#### Problem requirements:
Only the lines holding the string "Marketplace" are needed. Copy each one.

#### Given records:
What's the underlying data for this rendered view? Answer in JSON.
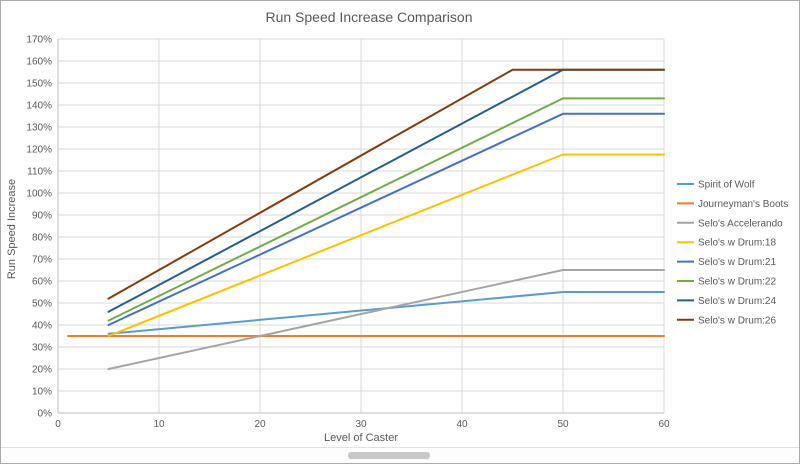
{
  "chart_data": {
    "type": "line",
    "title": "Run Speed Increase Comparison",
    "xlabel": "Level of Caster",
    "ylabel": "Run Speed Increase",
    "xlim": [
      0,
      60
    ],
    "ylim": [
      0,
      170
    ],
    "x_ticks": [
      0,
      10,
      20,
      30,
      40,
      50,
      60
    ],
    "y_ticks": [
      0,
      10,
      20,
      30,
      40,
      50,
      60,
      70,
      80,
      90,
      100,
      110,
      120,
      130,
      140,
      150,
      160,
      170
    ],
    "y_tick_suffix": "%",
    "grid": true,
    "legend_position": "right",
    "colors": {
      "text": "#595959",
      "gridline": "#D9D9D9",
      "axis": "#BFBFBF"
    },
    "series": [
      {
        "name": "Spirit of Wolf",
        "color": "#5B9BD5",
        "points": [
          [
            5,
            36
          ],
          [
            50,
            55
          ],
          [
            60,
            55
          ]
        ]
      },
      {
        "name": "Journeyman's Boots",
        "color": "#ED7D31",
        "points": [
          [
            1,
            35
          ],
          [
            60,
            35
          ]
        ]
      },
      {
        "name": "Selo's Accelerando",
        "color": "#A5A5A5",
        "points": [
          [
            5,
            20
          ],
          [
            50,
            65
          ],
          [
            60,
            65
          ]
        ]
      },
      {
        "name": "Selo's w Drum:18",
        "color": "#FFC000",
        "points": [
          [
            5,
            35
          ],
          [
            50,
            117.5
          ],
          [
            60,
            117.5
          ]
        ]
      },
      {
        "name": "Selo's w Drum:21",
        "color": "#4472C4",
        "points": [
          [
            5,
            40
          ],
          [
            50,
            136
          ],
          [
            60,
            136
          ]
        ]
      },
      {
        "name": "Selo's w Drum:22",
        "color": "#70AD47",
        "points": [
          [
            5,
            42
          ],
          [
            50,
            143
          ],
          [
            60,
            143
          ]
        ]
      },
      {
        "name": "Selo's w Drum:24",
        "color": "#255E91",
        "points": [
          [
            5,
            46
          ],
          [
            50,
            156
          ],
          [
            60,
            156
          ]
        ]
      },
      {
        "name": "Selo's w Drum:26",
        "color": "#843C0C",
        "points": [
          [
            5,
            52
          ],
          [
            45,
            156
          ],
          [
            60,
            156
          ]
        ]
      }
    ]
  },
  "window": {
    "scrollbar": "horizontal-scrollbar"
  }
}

* * *

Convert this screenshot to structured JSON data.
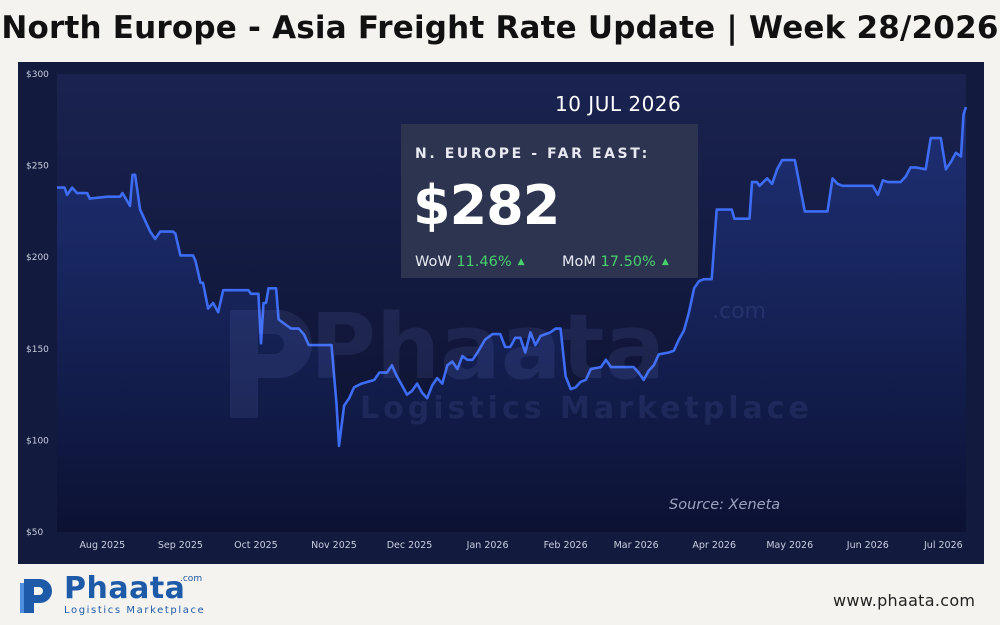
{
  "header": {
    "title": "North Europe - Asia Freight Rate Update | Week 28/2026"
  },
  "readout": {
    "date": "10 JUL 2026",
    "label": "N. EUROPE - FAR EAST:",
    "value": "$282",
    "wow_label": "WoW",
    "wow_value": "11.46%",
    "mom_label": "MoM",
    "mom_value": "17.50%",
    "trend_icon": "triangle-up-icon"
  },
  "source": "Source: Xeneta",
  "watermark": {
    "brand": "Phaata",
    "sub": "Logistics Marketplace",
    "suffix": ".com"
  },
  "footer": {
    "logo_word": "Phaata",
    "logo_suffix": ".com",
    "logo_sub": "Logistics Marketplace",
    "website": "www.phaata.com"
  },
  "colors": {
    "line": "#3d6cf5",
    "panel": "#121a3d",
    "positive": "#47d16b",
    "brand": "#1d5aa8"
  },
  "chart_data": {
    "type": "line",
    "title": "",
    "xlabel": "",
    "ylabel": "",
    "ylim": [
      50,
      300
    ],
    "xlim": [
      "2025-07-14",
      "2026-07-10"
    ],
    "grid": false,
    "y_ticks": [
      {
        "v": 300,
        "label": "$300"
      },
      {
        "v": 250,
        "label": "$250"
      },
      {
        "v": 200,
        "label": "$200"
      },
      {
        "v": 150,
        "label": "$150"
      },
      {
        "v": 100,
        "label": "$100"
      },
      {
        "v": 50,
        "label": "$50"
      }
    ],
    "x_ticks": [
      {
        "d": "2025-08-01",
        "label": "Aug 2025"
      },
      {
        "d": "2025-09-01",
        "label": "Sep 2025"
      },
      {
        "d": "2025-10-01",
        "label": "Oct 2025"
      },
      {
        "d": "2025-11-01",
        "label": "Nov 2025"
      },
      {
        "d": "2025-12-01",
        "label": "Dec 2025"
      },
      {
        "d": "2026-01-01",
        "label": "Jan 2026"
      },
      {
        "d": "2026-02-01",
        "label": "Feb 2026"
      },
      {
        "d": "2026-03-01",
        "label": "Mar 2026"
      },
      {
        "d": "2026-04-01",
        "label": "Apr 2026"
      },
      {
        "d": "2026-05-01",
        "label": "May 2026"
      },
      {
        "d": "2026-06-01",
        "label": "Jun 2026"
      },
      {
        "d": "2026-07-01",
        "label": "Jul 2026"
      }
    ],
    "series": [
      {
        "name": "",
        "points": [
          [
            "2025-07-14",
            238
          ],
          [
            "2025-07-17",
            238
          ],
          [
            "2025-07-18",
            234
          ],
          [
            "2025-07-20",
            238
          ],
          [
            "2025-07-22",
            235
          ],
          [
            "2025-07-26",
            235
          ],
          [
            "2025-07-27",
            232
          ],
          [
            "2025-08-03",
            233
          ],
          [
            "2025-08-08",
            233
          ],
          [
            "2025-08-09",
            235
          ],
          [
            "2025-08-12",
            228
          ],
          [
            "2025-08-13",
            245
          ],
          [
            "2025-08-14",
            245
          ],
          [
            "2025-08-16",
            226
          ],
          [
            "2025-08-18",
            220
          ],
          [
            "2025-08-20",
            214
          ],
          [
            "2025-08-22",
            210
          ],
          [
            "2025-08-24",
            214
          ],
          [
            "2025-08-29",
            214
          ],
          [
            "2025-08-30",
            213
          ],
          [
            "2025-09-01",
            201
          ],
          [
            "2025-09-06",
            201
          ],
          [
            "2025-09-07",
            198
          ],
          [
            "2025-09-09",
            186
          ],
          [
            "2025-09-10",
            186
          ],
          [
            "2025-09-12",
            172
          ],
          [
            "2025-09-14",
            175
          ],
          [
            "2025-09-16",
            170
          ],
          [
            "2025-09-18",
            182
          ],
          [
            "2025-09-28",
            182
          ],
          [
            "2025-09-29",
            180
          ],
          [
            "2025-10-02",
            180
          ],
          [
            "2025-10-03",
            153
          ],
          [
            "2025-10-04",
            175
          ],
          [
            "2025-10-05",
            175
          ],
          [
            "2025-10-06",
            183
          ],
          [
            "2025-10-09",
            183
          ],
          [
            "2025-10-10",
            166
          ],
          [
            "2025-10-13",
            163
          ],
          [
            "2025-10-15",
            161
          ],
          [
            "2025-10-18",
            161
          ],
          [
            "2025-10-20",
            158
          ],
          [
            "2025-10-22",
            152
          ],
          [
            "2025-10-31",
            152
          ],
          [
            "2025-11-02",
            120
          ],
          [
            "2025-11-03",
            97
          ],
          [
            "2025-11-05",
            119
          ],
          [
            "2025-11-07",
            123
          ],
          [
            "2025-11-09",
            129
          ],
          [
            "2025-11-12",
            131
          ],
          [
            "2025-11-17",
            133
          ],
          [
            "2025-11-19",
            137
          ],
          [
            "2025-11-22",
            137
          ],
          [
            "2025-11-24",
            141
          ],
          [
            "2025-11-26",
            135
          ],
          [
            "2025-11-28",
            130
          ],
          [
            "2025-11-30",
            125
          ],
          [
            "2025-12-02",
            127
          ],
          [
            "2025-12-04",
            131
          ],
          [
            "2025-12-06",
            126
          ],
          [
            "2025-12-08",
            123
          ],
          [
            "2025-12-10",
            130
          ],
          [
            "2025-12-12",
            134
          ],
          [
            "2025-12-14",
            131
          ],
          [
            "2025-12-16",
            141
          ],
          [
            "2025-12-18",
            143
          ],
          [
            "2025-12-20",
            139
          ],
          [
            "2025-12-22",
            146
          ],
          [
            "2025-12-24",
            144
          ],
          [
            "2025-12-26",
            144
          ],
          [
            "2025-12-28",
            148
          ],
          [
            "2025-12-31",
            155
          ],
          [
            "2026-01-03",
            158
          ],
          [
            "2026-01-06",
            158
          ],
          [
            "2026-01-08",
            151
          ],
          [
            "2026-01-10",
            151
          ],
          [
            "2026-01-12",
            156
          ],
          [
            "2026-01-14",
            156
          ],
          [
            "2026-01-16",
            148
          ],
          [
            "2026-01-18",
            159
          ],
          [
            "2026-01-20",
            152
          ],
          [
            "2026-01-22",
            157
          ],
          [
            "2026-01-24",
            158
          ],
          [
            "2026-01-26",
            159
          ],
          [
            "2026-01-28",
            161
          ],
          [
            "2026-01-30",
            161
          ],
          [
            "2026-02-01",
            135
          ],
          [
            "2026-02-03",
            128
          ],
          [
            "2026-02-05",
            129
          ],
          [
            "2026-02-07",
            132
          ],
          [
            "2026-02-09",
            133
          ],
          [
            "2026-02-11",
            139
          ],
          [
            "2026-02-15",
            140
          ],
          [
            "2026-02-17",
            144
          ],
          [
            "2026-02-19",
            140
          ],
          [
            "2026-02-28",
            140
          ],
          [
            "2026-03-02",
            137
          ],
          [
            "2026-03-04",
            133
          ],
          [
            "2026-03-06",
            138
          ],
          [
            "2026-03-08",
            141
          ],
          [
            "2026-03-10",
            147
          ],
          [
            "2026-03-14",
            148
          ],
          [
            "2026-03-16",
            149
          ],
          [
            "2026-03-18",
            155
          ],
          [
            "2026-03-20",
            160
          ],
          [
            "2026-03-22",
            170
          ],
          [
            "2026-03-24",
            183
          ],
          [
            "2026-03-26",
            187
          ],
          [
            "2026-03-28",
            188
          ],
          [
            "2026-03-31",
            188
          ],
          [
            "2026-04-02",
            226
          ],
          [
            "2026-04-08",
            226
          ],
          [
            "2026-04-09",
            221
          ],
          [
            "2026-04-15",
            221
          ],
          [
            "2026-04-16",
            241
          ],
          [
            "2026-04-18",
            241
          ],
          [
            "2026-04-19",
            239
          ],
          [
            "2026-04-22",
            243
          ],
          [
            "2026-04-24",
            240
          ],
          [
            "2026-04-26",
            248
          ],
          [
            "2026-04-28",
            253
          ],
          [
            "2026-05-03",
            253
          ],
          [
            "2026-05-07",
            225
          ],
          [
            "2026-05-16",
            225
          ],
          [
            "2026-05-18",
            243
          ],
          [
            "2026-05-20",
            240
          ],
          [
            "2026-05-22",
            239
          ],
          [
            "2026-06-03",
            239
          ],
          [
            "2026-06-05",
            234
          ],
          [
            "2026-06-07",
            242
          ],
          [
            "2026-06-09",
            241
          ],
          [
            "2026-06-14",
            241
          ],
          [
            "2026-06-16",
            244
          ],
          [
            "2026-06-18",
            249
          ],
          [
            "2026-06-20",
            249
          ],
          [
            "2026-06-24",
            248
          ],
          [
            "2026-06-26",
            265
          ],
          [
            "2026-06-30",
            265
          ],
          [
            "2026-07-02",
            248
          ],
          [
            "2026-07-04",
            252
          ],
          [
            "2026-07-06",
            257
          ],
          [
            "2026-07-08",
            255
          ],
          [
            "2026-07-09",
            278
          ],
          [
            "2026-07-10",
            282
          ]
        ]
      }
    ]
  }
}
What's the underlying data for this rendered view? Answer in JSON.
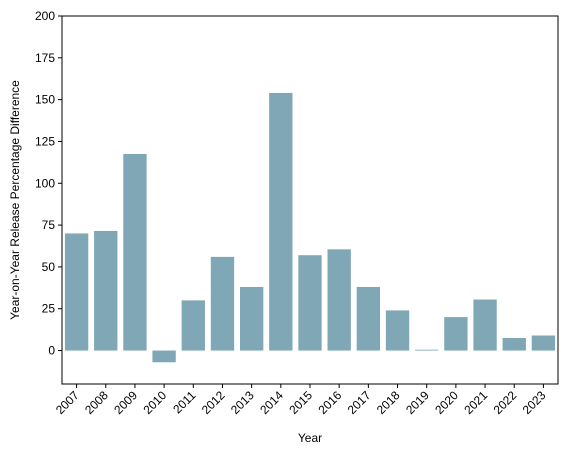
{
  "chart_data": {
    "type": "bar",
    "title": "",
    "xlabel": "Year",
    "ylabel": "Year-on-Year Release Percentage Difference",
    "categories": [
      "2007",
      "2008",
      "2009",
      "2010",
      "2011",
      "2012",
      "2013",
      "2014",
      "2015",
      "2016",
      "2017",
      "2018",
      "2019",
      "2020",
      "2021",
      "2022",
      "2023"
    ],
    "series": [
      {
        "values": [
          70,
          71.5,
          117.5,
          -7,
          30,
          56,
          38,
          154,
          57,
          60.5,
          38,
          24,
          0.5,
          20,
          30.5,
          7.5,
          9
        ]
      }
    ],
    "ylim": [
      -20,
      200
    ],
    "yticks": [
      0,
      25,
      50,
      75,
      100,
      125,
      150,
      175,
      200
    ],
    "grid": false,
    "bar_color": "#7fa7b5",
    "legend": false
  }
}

#### Answer:
    "sub": "Logistics Marketplace",
    "logo_sub": "Logistics Marketplace",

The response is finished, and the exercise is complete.